読解用抜粋 ▸

まずはAmazonさんの紹介ページから。

書物が駆逐される世界。旅を続ける英国人少年・クリスは、
検閲官に追われるユユと名乗る少女と出会う。彼女と共に追い詰められたクリスの前に、
彼を救うべく少年検閲官・エノが現れる。三人は、少女が追われる原因である宝石の形をした
『ミステリ』の結晶『小道具(ガジェット)』をいち早く回収すべく、
オルゴール職人たちが住む海墟の洋館に向かったが……。
そこで三人を待ち受けていたのは、職人たちを襲う連続不可能殺人だった! 
先に到着していたもう一人の少年検閲官・カルテの支配下に置かれた場所で、
三人は犯人を突き止めるべく、トリックの解明に挑む。著者渾身の力作!


少年検閲官シリーズ第2弾。
前作よりさらにボリュームが増し、2人目の少年検閲官も登場します。


以下、ネタバレ。



物理の北山の異名を取る作者の全力作品でした。
中でもヤガミ殺しは圧巻。
横倒しのビルで、いかに殺されたのか。
単にうえから落ちたのではなく、この世界における「書物」を
上手く使った見事なトリックです。

シグレ殺しは雪の密室。
カルテの、そもそも密室ではないという推理も中々面白いのですが、
エノの、オルゴールが燃えているところにおびき寄せる、というのは、
やはりこの世界の「ガジェット」を巧妙に使った罠で、お見事。

とここまで記載すると、要するに本書は「多重解決」ものなんですが、
もう1つ、私が連想したのは泡坂妻夫先生の『乱れからくり』。

取り組む課題 ▸
• 1. 書評のうち、「中でもヤガミ殺しは圧巻。」を含む語句で始まり「もう1つ、私が連想したのは泡坂妻夫先生の『乱れからくり』。」で終わる部分を、そのまま書き写してください。
• 2. 書評によると、シグレ殺しはどのような状況で起きた事件か。
• 3. 書評の「物理の北山の異名を取る」で始まる段落を、主な事実を残したまま短く書き直す。

元データ ▸
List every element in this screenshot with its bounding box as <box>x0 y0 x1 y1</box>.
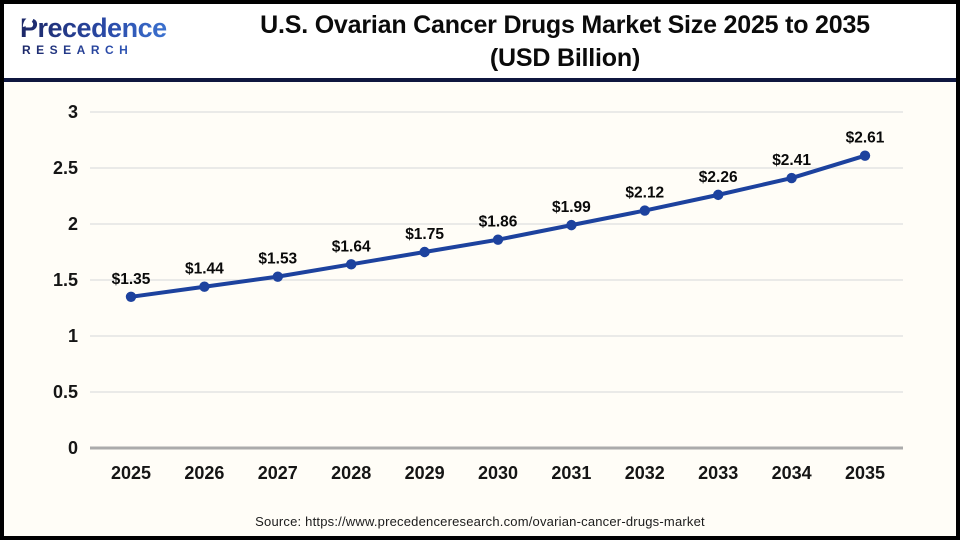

出力結果 ▸
• 1.
中でもヤガミ殺しは圧巻。
横倒しのビルで、いかに殺されたのか。
単にうえから落ちたのではなく、この世界における「書物」を
上手く使った見事なトリックです。

シグレ殺しは雪の密室。
カルテの、そもそも密室ではないという推理も中々面白いのですが、
エノの、オルゴールが燃えているところにおびき寄せる、というのは、
やはりこの世界の「ガジェット」を巧妙に使った罠で、お見事。

とここまで記載すると、要するに本書は「多重解決」ものなんですが、
もう1つ、私が連想したのは泡坂妻夫先生の『乱れからくり』。

• 2. 雪の密室。

• 3. 「物理の北山」と呼ばれる作者の全力作で、特にヤガミ殺しが圧巻。横倒しのビルでの殺害方法は、単に上から落ちたものではなく、この世界の「書物」を上手く使った見事なトリックである。